◆ EXERCISE INPUTS:
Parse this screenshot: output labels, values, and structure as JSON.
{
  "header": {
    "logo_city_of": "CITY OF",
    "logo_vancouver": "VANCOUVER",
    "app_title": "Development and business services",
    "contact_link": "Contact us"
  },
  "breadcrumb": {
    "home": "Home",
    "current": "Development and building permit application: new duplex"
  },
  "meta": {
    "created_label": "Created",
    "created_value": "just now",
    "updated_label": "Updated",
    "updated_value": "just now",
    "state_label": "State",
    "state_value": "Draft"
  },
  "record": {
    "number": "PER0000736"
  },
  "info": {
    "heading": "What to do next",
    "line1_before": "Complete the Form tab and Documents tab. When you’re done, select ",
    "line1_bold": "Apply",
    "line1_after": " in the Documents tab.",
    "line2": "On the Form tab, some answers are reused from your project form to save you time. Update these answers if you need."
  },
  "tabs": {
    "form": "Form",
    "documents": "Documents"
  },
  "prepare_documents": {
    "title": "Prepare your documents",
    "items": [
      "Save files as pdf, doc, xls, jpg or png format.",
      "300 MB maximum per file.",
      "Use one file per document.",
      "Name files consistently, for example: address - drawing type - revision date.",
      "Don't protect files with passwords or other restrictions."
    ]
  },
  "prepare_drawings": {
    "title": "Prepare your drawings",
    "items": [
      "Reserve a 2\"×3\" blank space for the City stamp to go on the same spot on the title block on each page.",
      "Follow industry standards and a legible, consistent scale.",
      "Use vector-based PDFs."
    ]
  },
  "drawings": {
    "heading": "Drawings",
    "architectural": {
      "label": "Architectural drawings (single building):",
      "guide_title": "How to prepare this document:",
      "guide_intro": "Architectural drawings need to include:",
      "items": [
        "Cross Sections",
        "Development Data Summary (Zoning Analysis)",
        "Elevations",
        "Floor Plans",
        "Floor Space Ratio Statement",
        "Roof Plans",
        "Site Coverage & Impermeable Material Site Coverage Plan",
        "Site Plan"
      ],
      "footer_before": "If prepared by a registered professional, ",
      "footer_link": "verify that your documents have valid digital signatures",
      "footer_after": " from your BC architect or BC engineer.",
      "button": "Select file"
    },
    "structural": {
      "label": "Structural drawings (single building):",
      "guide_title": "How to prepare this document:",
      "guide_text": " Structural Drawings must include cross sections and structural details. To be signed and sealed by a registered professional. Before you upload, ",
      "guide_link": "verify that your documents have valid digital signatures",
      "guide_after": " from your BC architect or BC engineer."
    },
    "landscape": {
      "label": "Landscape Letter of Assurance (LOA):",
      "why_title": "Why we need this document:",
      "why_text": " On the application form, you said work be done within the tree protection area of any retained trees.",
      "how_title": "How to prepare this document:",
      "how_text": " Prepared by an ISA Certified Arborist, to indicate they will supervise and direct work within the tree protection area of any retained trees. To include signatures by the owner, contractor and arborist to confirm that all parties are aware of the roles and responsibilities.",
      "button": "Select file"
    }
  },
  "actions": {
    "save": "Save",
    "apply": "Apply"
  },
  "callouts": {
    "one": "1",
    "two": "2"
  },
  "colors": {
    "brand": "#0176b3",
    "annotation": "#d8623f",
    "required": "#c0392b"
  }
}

◆ WRITTEN PROBLEM: Copy out each record, keeping every word as it is.

◆ EXERCISE RESPONSE:
Parse this screenshot: output labels, values, and structure as JSON.
{
  "header": {
    "logo_city_of": "CITY OF",
    "logo_vancouver": "VANCOUVER",
    "app_title": "Development and business services",
    "contact_link": "Contact us"
  },
  "breadcrumb": {
    "home": "Home",
    "current": "Development and building permit application: new duplex"
  },
  "meta": {
    "created_label": "Created",
    "created_value": "just now",
    "updated_label": "Updated",
    "updated_value": "just now",
    "state_label": "State",
    "state_value": "Draft"
  },
  "record": {
    "number": "PER0000736"
  },
  "info": {
    "heading": "What to do next",
    "line1_before": "Complete the Form tab and Documents tab. When you’re done, select ",
    "line1_bold": "Apply",
    "line1_after": " in the Documents tab.",
    "line2": "On the Form tab, some answers are reused from your project form to save you time. Update these answers if you need."
  },
  "tabs": {
    "form": "Form",
    "documents": "Documents"
  },
  "prepare_documents": {
    "title": "Prepare your documents",
    "items": [
      "Save files as pdf, doc, xls, jpg or png format.",
      "300 MB maximum per file.",
      "Use one file per document.",
      "Name files consistently, for example: address - drawing type - revision date.",
      "Don't protect files with passwords or other restrictions."
    ]
  },
  "prepare_drawings": {
    "title": "Prepare your drawings",
    "items": [
      "Reserve a 2\"×3\" blank space for the City stamp to go on the same spot on the title block on each page.",
      "Follow industry standards and a legible, consistent scale.",
      "Use vector-based PDFs."
    ]
  },
  "drawings": {
    "heading": "Drawings",
    "architectural": {
      "label": "Architectural drawings (single building):",
      "guide_title": "How to prepare this document:",
      "guide_intro": "Architectural drawings need to include:",
      "items": [
        "Cross Sections",
        "Development Data Summary (Zoning Analysis)",
        "Elevations",
        "Floor Plans",
        "Floor Space Ratio Statement",
        "Roof Plans",
        "Site Coverage & Impermeable Material Site Coverage Plan",
        "Site Plan"
      ],
      "footer_before": "If prepared by a registered professional, ",
      "footer_link": "verify that your documents have valid digital signatures",
      "footer_after": " from your BC architect or BC engineer.",
      "button": "Select file"
    },
    "structural": {
      "label": "Structural drawings (single building):",
      "guide_title": "How to prepare this document:",
      "guide_text": " Structural Drawings must include cross sections and structural details. To be signed and sealed by a registered professional. Before you upload, ",
      "guide_link": "verify that your documents have valid digital signatures",
      "guide_after": " from your BC architect or BC engineer."
    },
    "landscape": {
      "label": "Landscape Letter of Assurance (LOA):",
      "why_title": "Why we need this document:",
      "why_text": " On the application form, you said work be done within the tree protection area of any retained trees.",
      "how_title": "How to prepare this document:",
      "how_text": " Prepared by an ISA Certified Arborist, to indicate they will supervise and direct work within the tree protection area of any retained trees. To include signatures by the owner, contractor and arborist to confirm that all parties are aware of the roles and responsibilities.",
      "button": "Select file"
    }
  },
  "actions": {
    "save": "Save",
    "apply": "Apply"
  },
  "callouts": {
    "one": "1",
    "two": "2"
  },
  "colors": {
    "brand": "#0176b3",
    "annotation": "#d8623f",
    "required": "#c0392b"
  }
}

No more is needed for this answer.